Data entries
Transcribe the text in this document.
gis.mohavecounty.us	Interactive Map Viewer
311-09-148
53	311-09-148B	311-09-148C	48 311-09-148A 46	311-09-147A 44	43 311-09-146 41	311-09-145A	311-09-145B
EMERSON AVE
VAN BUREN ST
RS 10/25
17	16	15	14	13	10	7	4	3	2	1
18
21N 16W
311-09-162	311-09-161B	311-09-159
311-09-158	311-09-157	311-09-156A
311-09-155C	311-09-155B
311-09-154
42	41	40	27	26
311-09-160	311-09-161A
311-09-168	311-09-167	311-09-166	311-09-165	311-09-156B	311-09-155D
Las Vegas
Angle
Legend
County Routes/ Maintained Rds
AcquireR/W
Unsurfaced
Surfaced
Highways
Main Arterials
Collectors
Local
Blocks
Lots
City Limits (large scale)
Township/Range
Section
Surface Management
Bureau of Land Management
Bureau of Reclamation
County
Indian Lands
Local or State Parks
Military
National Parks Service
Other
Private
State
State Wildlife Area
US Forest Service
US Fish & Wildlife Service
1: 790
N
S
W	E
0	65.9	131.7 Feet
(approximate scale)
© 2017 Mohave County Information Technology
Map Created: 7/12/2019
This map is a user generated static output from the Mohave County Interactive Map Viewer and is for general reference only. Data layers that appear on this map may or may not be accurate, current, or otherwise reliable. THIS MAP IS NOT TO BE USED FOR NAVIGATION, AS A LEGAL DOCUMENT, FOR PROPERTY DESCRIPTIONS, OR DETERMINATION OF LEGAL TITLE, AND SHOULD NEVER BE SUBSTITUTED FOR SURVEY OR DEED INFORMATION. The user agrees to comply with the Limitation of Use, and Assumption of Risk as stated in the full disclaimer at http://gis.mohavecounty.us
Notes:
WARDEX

EXERCISE DETAILS — Report the number of lines in the listing above that include the word "Viewer", and nothing else.

REPLY — 2